#### Set task
Take from the listing each line that has the string "necessary".

— START Data to use —

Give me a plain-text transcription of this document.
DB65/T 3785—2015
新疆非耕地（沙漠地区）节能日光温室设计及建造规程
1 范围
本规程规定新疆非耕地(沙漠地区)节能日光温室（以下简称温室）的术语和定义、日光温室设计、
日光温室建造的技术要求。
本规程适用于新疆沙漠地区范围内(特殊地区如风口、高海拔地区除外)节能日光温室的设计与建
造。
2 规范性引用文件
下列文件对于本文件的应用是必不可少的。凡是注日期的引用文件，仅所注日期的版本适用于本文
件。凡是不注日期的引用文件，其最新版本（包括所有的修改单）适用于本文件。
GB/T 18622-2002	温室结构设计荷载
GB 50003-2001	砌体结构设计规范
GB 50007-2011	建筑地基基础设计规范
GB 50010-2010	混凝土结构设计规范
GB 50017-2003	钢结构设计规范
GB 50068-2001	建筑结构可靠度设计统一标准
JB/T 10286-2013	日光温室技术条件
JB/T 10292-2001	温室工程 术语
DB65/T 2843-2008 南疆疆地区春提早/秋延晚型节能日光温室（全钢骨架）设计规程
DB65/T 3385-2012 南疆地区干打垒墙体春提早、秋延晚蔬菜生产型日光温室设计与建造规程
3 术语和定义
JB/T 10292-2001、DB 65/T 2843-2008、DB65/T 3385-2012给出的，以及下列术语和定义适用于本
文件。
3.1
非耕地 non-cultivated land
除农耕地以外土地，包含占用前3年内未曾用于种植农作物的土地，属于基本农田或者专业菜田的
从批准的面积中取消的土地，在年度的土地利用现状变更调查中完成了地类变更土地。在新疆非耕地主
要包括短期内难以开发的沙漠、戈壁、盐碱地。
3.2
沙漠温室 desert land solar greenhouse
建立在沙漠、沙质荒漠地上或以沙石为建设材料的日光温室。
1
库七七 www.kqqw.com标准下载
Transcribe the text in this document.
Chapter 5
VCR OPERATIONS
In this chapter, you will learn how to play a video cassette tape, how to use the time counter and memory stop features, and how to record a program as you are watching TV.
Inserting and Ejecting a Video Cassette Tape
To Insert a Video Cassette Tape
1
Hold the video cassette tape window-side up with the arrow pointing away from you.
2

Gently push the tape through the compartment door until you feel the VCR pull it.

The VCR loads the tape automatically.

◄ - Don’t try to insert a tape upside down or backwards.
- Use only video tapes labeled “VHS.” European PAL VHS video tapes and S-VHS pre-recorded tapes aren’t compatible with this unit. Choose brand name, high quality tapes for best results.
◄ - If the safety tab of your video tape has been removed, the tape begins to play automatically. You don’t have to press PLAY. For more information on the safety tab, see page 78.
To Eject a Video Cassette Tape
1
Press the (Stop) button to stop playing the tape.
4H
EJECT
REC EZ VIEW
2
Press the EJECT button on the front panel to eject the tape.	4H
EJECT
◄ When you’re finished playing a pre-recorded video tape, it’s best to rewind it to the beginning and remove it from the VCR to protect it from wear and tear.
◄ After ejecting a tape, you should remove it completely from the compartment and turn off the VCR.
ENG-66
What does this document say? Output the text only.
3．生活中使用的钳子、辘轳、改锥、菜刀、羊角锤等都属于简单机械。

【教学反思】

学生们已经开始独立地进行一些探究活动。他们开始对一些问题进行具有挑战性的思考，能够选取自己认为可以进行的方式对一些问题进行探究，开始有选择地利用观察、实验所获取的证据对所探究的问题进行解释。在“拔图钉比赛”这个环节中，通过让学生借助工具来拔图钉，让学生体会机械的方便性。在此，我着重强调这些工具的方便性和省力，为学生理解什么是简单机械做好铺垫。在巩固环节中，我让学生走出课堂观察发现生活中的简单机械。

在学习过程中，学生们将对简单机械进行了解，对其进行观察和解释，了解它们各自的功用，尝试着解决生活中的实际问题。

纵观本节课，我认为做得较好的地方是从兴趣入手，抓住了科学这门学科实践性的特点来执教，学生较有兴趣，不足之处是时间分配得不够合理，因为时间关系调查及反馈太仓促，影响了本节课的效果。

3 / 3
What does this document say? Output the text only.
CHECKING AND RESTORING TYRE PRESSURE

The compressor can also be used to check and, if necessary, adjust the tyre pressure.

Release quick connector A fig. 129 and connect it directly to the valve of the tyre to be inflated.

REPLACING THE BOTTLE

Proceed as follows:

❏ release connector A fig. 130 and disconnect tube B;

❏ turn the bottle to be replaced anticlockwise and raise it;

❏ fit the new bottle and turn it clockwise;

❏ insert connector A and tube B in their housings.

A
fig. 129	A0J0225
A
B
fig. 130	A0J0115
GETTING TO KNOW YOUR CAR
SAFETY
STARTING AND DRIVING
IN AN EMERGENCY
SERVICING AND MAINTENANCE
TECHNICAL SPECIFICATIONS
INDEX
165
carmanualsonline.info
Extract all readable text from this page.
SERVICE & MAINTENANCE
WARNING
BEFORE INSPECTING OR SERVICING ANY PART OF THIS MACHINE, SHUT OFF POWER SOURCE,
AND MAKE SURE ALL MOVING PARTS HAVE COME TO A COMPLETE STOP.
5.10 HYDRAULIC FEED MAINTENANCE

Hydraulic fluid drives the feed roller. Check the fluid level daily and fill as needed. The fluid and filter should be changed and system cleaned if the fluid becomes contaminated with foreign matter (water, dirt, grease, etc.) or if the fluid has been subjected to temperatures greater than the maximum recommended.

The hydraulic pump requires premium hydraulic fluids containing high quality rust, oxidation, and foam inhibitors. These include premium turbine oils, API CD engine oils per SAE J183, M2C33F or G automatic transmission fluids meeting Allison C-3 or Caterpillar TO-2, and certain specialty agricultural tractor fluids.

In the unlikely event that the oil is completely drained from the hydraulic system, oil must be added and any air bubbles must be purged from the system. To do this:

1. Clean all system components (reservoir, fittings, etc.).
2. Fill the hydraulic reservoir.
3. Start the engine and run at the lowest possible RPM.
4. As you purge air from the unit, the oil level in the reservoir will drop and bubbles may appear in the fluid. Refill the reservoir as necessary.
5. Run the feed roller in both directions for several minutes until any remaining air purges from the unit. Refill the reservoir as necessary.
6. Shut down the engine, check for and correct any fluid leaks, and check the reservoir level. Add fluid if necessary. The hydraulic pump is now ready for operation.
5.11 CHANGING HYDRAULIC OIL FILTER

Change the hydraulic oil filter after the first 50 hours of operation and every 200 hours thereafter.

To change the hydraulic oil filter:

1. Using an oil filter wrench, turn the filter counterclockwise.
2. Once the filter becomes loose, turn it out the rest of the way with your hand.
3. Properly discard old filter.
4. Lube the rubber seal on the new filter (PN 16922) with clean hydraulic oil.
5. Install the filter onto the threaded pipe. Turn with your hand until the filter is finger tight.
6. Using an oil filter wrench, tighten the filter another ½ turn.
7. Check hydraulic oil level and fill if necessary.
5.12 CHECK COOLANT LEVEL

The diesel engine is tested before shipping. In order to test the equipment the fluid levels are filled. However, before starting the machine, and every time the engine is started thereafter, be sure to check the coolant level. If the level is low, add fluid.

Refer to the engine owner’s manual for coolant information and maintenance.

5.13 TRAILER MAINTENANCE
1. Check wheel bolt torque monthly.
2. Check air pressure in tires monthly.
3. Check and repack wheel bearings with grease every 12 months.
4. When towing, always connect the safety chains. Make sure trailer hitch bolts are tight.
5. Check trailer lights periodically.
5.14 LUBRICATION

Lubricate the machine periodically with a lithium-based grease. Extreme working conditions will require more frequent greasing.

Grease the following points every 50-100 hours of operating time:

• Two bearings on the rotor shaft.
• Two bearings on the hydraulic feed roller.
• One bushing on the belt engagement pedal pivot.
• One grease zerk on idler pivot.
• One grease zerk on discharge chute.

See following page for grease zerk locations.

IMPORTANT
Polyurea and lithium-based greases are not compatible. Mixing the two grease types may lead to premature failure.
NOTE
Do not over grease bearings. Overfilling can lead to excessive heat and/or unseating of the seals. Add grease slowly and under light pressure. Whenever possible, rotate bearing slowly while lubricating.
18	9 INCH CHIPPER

— END Data to use —

#### Written solution
The compressor can also be used to check and, if necessary, adjust the tyre pressure.
4. As you purge air from the unit, the oil level in the reservoir will drop and bubbles may appear in the fluid. Refill the reservoir as necessary.
5. Run the feed roller in both directions for several minutes until any remaining air purges from the unit. Refill the reservoir as necessary.
6. Shut down the engine, check for and correct any fluid leaks, and check the reservoir level. Add fluid if necessary. The hydraulic pump is now ready for operation.
7. Check hydraulic oil level and fill if necessary.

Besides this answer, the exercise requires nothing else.